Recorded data
************

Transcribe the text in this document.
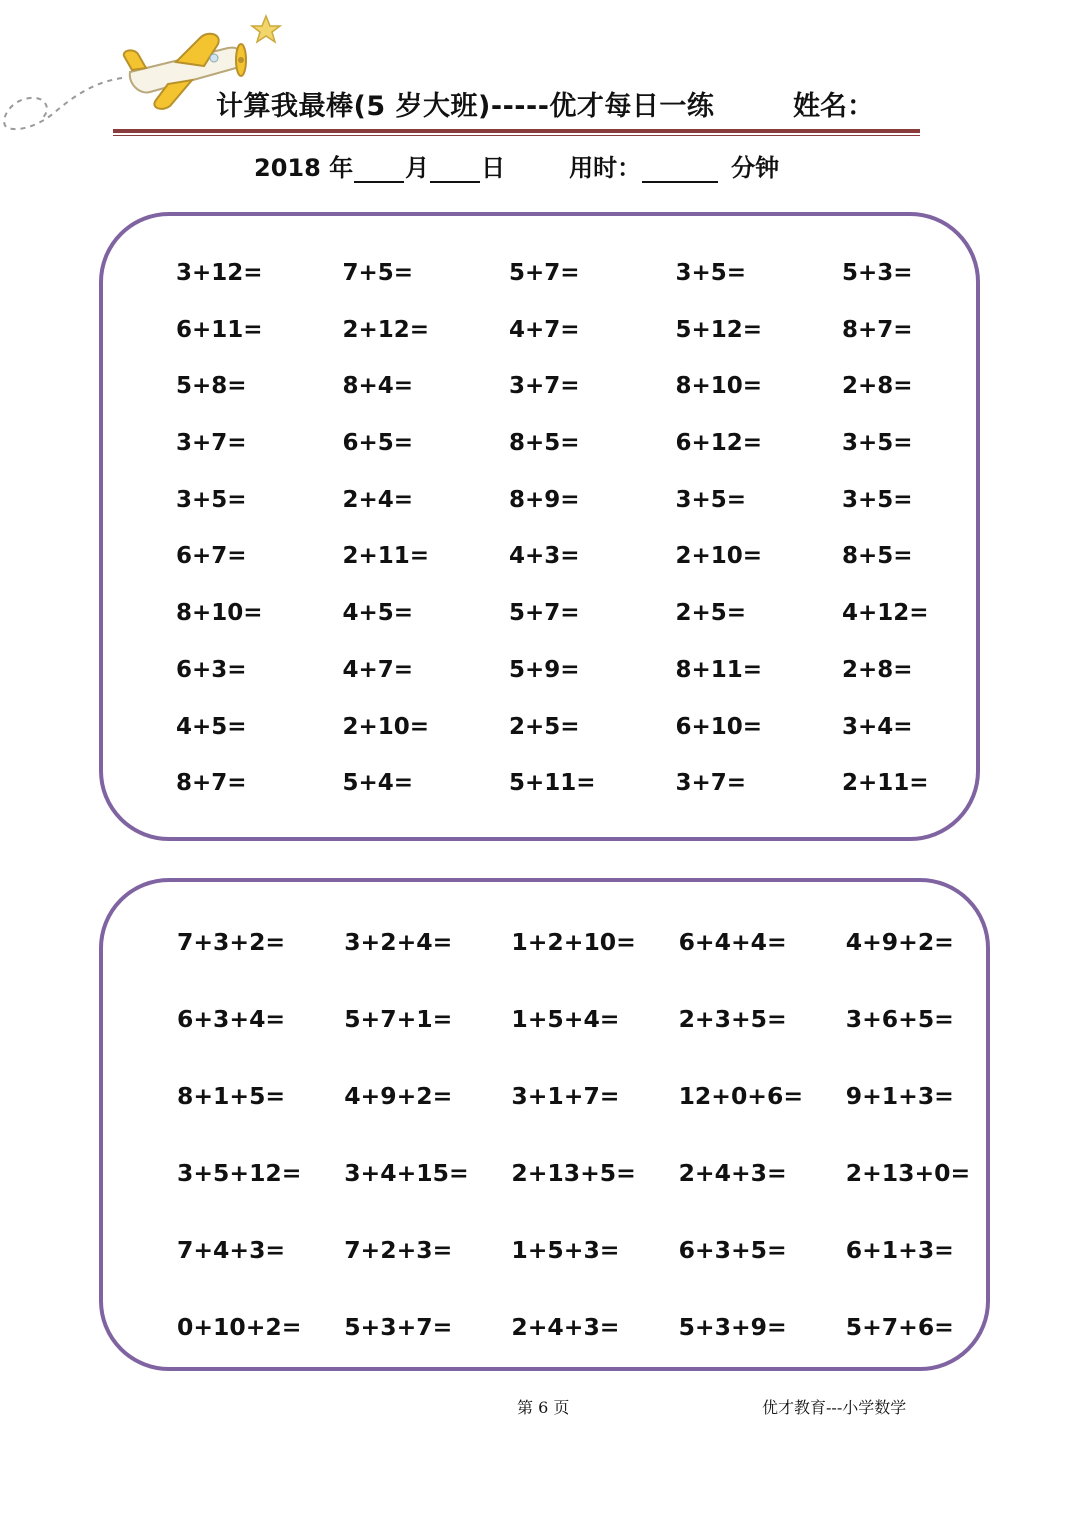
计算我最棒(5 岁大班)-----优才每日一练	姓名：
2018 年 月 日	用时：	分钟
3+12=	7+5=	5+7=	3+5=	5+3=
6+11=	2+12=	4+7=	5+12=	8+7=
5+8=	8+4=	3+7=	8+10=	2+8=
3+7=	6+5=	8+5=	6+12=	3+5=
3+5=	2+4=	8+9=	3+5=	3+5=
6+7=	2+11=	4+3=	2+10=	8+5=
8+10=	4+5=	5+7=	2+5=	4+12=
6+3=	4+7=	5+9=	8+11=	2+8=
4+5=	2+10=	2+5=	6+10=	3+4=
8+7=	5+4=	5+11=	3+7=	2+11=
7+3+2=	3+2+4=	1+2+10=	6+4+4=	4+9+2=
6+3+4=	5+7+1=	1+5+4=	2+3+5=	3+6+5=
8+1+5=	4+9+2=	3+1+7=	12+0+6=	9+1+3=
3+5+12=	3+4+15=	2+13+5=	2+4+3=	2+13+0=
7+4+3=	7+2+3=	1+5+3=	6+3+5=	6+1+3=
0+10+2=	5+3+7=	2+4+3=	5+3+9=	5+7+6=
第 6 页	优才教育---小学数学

************

▶ _Work to do_: From the records given above, reproduce all text exactly and exclude each picture.

▶ _Result of the exercise_:
Transcribe the text in this document.
计算我最棒(5 岁大班)-----优才每日一练	姓名：
2018 年 月 日	用时：	分钟
3+12=	7+5=	5+7=	3+5=	5+3=
6+11=	2+12=	4+7=	5+12=	8+7=
5+8=	8+4=	3+7=	8+10=	2+8=
3+7=	6+5=	8+5=	6+12=	3+5=
3+5=	2+4=	8+9=	3+5=	3+5=
6+7=	2+11=	4+3=	2+10=	8+5=
8+10=	4+5=	5+7=	2+5=	4+12=
6+3=	4+7=	5+9=	8+11=	2+8=
4+5=	2+10=	2+5=	6+10=	3+4=
8+7=	5+4=	5+11=	3+7=	2+11=
7+3+2=	3+2+4=	1+2+10=	6+4+4=	4+9+2=
6+3+4=	5+7+1=	1+5+4=	2+3+5=	3+6+5=
8+1+5=	4+9+2=	3+1+7=	12+0+6=	9+1+3=
3+5+12=	3+4+15=	2+13+5=	2+4+3=	2+13+0=
7+4+3=	7+2+3=	1+5+3=	6+3+5=	6+1+3=
0+10+2=	5+3+7=	2+4+3=	5+3+9=	5+7+6=
第 6 页	优才教育---小学数学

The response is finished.